◆ **WRITTEN REQUEST**
Transcribe the records below exactly, leaving out any pictures.

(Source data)
━━━━━━
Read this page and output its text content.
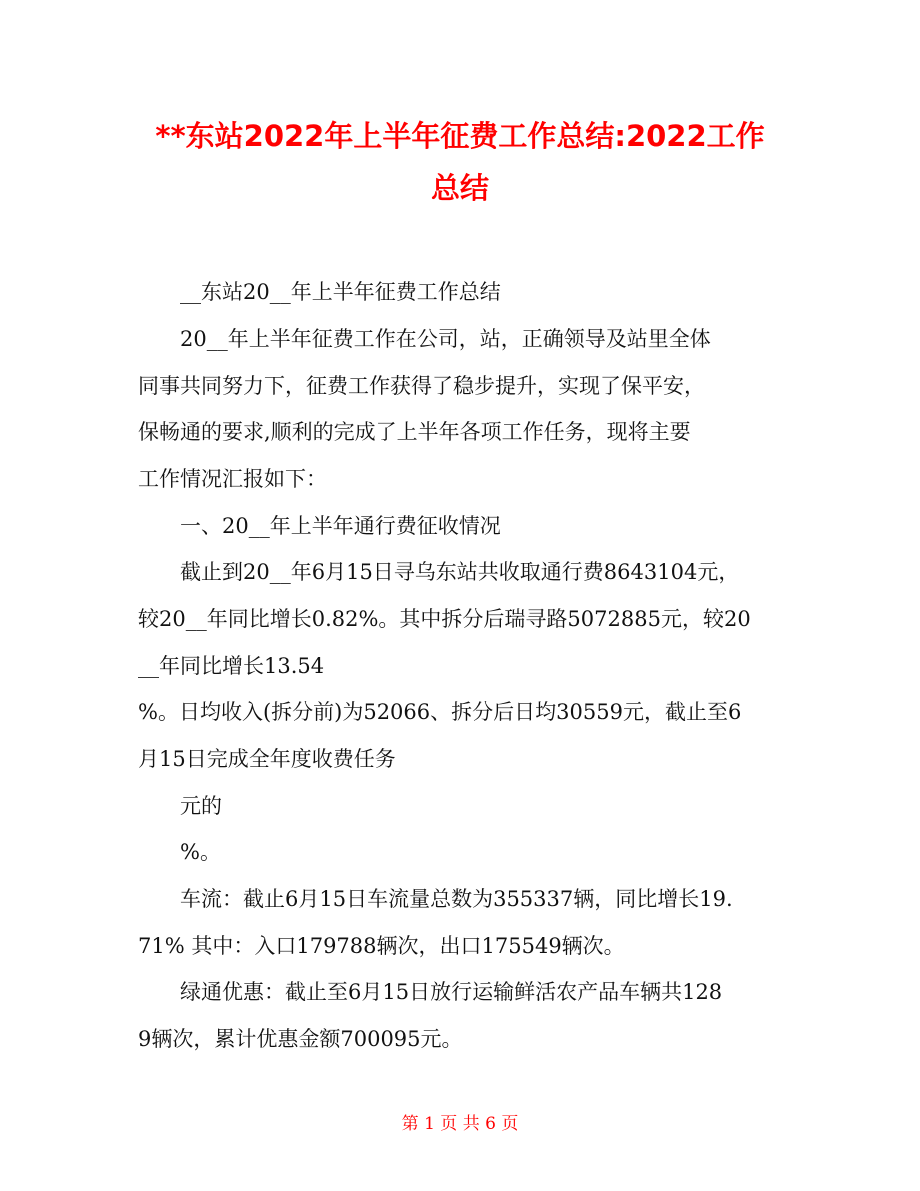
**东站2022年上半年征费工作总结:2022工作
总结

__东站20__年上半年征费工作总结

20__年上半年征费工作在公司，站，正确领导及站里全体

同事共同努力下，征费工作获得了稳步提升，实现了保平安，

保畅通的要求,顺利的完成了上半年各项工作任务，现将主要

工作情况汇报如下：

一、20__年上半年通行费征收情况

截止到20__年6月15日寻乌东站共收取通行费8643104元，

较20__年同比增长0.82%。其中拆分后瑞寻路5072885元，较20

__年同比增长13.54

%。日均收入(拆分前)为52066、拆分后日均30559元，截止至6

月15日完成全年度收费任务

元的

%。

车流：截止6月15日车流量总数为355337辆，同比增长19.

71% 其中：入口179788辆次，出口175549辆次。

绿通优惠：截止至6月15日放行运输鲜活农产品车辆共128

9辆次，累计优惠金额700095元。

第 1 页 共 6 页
━━━━━━
◆ **EXERCISE RESULT**
Read this page and output its text content.
**东站2022年上半年征费工作总结:2022工作
总结

__东站20__年上半年征费工作总结

20__年上半年征费工作在公司，站，正确领导及站里全体

同事共同努力下，征费工作获得了稳步提升，实现了保平安，

保畅通的要求,顺利的完成了上半年各项工作任务，现将主要

工作情况汇报如下：

一、20__年上半年通行费征收情况

截止到20__年6月15日寻乌东站共收取通行费8643104元，

较20__年同比增长0.82%。其中拆分后瑞寻路5072885元，较20

__年同比增长13.54

%。日均收入(拆分前)为52066、拆分后日均30559元，截止至6

月15日完成全年度收费任务

元的

%。

车流：截止6月15日车流量总数为355337辆，同比增长19.

71% 其中：入口179788辆次，出口175549辆次。

绿通优惠：截止至6月15日放行运输鲜活农产品车辆共128

9辆次，累计优惠金额700095元。

第 1 页 共 6 页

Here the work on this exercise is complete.